(Collected data entries)

───

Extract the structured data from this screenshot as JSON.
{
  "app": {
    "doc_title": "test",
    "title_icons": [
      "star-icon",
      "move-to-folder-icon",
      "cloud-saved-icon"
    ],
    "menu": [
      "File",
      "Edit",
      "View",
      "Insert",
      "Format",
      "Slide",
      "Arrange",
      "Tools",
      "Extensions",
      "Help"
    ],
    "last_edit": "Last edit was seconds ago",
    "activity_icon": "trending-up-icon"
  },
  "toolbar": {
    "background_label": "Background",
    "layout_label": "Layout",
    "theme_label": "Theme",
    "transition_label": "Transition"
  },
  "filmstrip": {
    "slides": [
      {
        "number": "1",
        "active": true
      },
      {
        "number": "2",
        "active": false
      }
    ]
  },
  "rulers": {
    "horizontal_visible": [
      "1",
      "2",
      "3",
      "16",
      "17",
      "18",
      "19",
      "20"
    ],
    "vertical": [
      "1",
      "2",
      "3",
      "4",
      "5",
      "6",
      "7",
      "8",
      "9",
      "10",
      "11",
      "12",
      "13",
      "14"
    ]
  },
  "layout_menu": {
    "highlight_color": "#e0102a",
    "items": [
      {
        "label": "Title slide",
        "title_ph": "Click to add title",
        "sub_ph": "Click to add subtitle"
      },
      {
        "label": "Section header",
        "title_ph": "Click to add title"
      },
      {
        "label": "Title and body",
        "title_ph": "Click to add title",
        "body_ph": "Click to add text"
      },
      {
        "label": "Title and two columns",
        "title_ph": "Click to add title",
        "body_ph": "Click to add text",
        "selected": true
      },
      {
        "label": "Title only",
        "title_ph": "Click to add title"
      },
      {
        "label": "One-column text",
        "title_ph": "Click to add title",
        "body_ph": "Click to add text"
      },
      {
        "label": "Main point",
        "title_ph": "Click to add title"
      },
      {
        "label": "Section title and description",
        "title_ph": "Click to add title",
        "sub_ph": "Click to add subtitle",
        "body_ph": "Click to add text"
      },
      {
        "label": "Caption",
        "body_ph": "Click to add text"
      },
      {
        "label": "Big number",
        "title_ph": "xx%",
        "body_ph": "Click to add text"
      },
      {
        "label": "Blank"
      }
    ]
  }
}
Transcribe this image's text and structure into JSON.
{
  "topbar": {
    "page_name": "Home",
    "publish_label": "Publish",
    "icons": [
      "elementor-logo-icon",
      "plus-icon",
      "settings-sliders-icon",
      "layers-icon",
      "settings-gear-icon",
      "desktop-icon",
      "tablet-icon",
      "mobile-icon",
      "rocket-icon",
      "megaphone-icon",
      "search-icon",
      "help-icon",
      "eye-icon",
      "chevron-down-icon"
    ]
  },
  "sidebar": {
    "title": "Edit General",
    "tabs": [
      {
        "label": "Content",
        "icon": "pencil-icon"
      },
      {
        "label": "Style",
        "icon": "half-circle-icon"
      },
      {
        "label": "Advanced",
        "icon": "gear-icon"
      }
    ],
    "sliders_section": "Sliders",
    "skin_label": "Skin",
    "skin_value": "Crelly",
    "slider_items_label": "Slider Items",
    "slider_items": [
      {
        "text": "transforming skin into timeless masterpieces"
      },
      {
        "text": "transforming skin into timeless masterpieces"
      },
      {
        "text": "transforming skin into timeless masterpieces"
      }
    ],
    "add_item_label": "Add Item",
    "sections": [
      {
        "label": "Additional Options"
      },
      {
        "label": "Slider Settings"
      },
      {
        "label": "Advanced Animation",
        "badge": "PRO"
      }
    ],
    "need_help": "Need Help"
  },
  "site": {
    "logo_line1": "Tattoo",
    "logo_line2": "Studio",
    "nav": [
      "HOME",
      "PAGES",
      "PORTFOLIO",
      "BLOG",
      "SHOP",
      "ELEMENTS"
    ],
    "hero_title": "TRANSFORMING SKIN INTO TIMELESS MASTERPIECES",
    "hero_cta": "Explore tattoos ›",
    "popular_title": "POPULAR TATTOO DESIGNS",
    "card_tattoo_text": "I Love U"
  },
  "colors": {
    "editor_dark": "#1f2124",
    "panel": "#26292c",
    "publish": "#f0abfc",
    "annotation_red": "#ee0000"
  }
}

───

(SHORT EXERCISE) Every line above should be written out again exactly as it stands.

(EXERCISE SOLUTION)
Extract the structured data from this screenshot as JSON.
{
  "app": {
    "doc_title": "test",
    "title_icons": [
      "star-icon",
      "move-to-folder-icon",
      "cloud-saved-icon"
    ],
    "menu": [
      "File",
      "Edit",
      "View",
      "Insert",
      "Format",
      "Slide",
      "Arrange",
      "Tools",
      "Extensions",
      "Help"
    ],
    "last_edit": "Last edit was seconds ago",
    "activity_icon": "trending-up-icon"
  },
  "toolbar": {
    "background_label": "Background",
    "layout_label": "Layout",
    "theme_label": "Theme",
    "transition_label": "Transition"
  },
  "filmstrip": {
    "slides": [
      {
        "number": "1",
        "active": true
      },
      {
        "number": "2",
        "active": false
      }
    ]
  },
  "rulers": {
    "horizontal_visible": [
      "1",
      "2",
      "3",
      "16",
      "17",
      "18",
      "19",
      "20"
    ],
    "vertical": [
      "1",
      "2",
      "3",
      "4",
      "5",
      "6",
      "7",
      "8",
      "9",
      "10",
      "11",
      "12",
      "13",
      "14"
    ]
  },
  "layout_menu": {
    "highlight_color": "#e0102a",
    "items": [
      {
        "label": "Title slide",
        "title_ph": "Click to add title",
        "sub_ph": "Click to add subtitle"
      },
      {
        "label": "Section header",
        "title_ph": "Click to add title"
      },
      {
        "label": "Title and body",
        "title_ph": "Click to add title",
        "body_ph": "Click to add text"
      },
      {
        "label": "Title and two columns",
        "title_ph": "Click to add title",
        "body_ph": "Click to add text",
        "selected": true
      },
      {
        "label": "Title only",
        "title_ph": "Click to add title"
      },
      {
        "label": "One-column text",
        "title_ph": "Click to add title",
        "body_ph": "Click to add text"
      },
      {
        "label": "Main point",
        "title_ph": "Click to add title"
      },
      {
        "label": "Section title and description",
        "title_ph": "Click to add title",
        "sub_ph": "Click to add subtitle",
        "body_ph": "Click to add text"
      },
      {
        "label": "Caption",
        "body_ph": "Click to add text"
      },
      {
        "label": "Big number",
        "title_ph": "xx%",
        "body_ph": "Click to add text"
      },
      {
        "label": "Blank"
      }
    ]
  }
}
Transcribe this image's text and structure into JSON.
{
  "topbar": {
    "page_name": "Home",
    "publish_label": "Publish",
    "icons": [
      "elementor-logo-icon",
      "plus-icon",
      "settings-sliders-icon",
      "layers-icon",
      "settings-gear-icon",
      "desktop-icon",
      "tablet-icon",
      "mobile-icon",
      "rocket-icon",
      "megaphone-icon",
      "search-icon",
      "help-icon",
      "eye-icon",
      "chevron-down-icon"
    ]
  },
  "sidebar": {
    "title": "Edit General",
    "tabs": [
      {
        "label": "Content",
        "icon": "pencil-icon"
      },
      {
        "label": "Style",
        "icon": "half-circle-icon"
      },
      {
        "label": "Advanced",
        "icon": "gear-icon"
      }
    ],
    "sliders_section": "Sliders",
    "skin_label": "Skin",
    "skin_value": "Crelly",
    "slider_items_label": "Slider Items",
    "slider_items": [
      {
        "text": "transforming skin into timeless masterpieces"
      },
      {
        "text": "transforming skin into timeless masterpieces"
      },
      {
        "text": "transforming skin into timeless masterpieces"
      }
    ],
    "add_item_label": "Add Item",
    "sections": [
      {
        "label": "Additional Options"
      },
      {
        "label": "Slider Settings"
      },
      {
        "label": "Advanced Animation",
        "badge": "PRO"
      }
    ],
    "need_help": "Need Help"
  },
  "site": {
    "logo_line1": "Tattoo",
    "logo_line2": "Studio",
    "nav": [
      "HOME",
      "PAGES",
      "PORTFOLIO",
      "BLOG",
      "SHOP",
      "ELEMENTS"
    ],
    "hero_title": "TRANSFORMING SKIN INTO TIMELESS MASTERPIECES",
    "hero_cta": "Explore tattoos ›",
    "popular_title": "POPULAR TATTOO DESIGNS",
    "card_tattoo_text": "I Love U"
  },
  "colors": {
    "editor_dark": "#1f2124",
    "panel": "#26292c",
    "publish": "#f0abfc",
    "annotation_red": "#ee0000"
  }
}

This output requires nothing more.